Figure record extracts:
.....

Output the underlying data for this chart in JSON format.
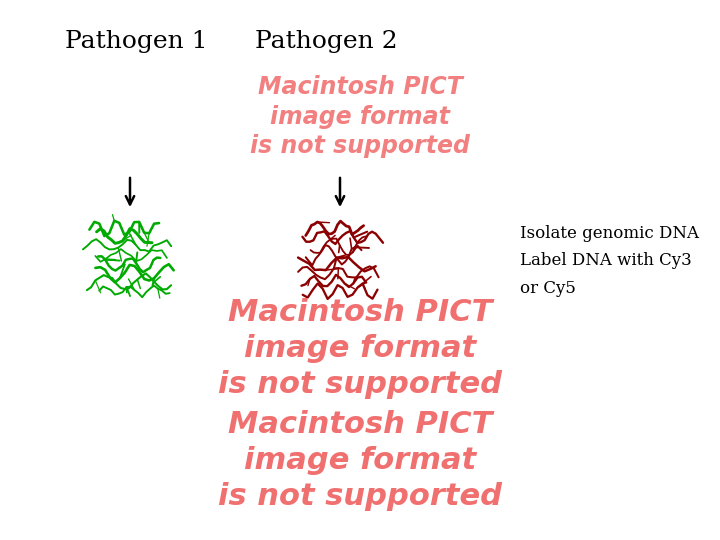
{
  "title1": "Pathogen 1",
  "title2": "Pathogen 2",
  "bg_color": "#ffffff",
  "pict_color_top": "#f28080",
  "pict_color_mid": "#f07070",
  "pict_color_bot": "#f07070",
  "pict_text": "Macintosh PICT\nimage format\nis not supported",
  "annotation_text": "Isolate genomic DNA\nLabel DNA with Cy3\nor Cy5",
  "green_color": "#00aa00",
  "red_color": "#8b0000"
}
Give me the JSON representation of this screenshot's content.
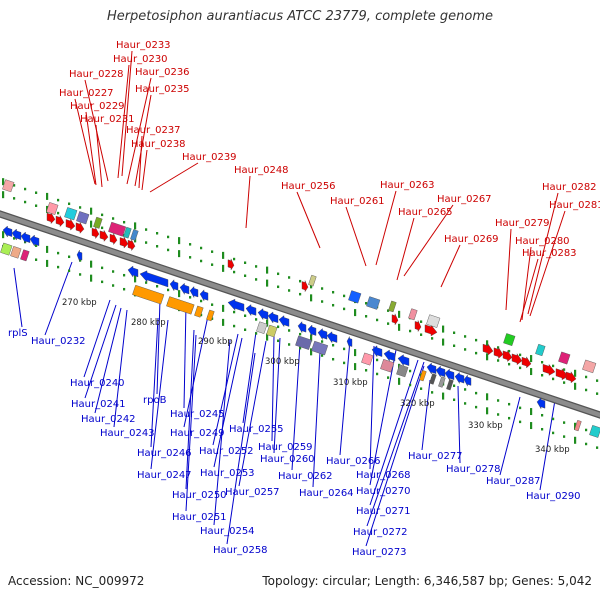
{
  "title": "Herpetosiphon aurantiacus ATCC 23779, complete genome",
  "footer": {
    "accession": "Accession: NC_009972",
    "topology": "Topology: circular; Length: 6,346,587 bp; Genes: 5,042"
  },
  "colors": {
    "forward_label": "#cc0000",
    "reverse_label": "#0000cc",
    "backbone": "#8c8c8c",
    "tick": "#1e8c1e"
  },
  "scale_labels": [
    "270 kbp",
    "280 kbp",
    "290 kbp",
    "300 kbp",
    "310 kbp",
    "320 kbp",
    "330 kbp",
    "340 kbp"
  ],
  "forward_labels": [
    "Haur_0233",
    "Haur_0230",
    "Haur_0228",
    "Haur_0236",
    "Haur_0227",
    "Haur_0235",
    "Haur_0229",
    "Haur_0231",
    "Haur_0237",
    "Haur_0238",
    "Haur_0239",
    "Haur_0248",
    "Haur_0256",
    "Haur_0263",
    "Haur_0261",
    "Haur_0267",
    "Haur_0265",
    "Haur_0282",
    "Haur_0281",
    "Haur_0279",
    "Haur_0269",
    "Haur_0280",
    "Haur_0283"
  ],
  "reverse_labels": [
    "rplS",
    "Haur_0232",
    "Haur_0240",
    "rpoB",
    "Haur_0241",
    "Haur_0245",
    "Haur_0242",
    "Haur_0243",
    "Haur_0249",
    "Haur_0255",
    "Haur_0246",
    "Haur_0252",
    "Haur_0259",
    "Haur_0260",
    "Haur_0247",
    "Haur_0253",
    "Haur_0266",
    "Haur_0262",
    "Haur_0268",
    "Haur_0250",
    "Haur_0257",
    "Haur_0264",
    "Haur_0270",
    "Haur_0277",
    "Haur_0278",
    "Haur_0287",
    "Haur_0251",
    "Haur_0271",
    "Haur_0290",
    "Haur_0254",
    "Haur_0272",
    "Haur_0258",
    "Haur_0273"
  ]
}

.....

PROBLEM DESCRIPTION: In the entries above, how many lines include the word "JSON"? Only the number should be given.

PROBLEM SOLUTION: 2